--- Recorded data ---
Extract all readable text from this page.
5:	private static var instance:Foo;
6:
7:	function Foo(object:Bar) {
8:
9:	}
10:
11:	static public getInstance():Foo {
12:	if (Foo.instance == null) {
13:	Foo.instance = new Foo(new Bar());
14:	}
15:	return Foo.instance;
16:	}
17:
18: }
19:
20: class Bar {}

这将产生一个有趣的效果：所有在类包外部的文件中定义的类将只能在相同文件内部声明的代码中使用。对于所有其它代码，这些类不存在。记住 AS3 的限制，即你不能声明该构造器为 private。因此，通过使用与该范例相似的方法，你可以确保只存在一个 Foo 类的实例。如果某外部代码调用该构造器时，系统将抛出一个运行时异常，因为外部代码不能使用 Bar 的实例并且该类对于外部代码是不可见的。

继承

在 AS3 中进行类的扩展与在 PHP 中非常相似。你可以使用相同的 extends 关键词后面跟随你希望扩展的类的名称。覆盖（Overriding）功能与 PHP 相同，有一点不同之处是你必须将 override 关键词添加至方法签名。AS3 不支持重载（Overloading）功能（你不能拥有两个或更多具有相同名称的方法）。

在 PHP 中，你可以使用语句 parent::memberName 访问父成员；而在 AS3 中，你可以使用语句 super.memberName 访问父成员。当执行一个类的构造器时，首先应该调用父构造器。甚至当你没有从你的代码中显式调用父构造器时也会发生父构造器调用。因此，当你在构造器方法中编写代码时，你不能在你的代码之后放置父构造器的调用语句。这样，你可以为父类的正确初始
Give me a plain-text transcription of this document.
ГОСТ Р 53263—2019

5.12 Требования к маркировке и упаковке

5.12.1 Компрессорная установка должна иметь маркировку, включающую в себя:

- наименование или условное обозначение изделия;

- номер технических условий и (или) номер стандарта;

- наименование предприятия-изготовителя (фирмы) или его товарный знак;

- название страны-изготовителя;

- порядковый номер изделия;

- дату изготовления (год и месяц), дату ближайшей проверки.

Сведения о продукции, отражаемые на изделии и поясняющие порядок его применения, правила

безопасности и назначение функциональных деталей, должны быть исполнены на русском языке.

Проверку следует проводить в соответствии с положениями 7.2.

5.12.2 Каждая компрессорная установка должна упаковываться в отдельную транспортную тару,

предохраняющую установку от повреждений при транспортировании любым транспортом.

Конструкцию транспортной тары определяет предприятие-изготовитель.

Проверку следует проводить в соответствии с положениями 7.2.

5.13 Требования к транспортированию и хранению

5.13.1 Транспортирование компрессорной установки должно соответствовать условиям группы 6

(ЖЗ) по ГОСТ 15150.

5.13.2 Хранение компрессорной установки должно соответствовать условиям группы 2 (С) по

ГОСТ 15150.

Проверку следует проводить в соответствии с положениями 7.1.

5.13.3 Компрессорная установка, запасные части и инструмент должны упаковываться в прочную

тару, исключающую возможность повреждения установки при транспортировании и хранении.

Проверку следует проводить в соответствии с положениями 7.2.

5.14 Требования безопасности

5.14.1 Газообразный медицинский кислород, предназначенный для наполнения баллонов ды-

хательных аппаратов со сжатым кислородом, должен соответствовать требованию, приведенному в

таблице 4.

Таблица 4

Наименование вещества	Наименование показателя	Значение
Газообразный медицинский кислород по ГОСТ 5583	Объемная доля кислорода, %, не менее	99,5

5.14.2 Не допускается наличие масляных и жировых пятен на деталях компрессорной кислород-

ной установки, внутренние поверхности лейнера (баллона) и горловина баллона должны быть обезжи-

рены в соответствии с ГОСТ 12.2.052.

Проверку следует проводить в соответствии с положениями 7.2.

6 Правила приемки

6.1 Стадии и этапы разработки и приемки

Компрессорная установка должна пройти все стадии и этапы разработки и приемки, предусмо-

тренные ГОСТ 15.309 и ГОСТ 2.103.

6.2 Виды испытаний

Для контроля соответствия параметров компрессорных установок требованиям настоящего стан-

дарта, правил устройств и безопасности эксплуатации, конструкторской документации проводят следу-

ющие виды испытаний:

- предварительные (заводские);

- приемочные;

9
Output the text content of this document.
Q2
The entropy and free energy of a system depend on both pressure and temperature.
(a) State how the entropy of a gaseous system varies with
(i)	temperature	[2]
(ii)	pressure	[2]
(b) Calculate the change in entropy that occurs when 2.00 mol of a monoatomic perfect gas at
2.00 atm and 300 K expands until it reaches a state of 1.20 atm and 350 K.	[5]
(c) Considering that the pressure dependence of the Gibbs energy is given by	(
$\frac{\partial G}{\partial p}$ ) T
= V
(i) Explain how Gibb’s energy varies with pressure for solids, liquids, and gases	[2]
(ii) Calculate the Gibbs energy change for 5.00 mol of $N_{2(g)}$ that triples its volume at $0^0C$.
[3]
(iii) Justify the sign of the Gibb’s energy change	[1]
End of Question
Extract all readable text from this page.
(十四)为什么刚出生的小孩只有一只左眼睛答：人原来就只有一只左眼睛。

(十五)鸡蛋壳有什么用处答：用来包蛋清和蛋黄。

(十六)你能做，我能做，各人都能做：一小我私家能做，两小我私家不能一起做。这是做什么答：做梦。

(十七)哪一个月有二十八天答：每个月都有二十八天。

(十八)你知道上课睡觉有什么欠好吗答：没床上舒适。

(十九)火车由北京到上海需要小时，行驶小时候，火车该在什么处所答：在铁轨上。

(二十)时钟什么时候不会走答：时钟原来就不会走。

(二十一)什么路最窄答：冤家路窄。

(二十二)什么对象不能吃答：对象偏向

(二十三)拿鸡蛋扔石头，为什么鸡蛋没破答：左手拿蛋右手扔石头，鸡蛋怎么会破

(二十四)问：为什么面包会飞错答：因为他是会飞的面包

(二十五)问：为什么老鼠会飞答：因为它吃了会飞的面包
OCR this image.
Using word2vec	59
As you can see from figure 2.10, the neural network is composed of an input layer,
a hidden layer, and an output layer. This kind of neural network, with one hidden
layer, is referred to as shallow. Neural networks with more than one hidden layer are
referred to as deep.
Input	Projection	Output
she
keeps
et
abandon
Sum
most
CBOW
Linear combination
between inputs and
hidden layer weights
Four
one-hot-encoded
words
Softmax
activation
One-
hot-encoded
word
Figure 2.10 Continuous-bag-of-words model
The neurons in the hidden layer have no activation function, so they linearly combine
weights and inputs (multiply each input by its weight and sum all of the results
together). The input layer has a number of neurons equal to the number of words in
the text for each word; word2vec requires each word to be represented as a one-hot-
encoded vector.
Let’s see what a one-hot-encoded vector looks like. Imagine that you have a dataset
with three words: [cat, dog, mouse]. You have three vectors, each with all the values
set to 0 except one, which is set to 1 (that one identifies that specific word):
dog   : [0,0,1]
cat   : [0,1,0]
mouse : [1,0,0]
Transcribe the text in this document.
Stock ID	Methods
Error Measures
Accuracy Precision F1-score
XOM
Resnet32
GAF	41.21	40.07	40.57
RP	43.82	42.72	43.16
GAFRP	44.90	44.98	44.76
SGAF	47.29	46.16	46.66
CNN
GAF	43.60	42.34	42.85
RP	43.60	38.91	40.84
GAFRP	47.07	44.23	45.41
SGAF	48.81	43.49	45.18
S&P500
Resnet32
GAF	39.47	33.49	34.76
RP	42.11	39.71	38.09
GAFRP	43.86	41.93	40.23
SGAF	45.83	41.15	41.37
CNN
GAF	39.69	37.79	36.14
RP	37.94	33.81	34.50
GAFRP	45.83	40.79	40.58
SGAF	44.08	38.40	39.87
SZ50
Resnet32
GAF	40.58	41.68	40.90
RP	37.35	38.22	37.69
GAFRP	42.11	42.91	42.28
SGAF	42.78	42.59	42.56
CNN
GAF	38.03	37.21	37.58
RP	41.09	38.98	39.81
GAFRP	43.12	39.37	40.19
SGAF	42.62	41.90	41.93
---
* [Request]
Make a list of all lines in the data that contain "encoded".

* [Finished exercise]
one-hot-encoded
hot-encoded
encoded vector.
Let’s see what a one-hot-encoded vector looks like. Imagine that you have a dataset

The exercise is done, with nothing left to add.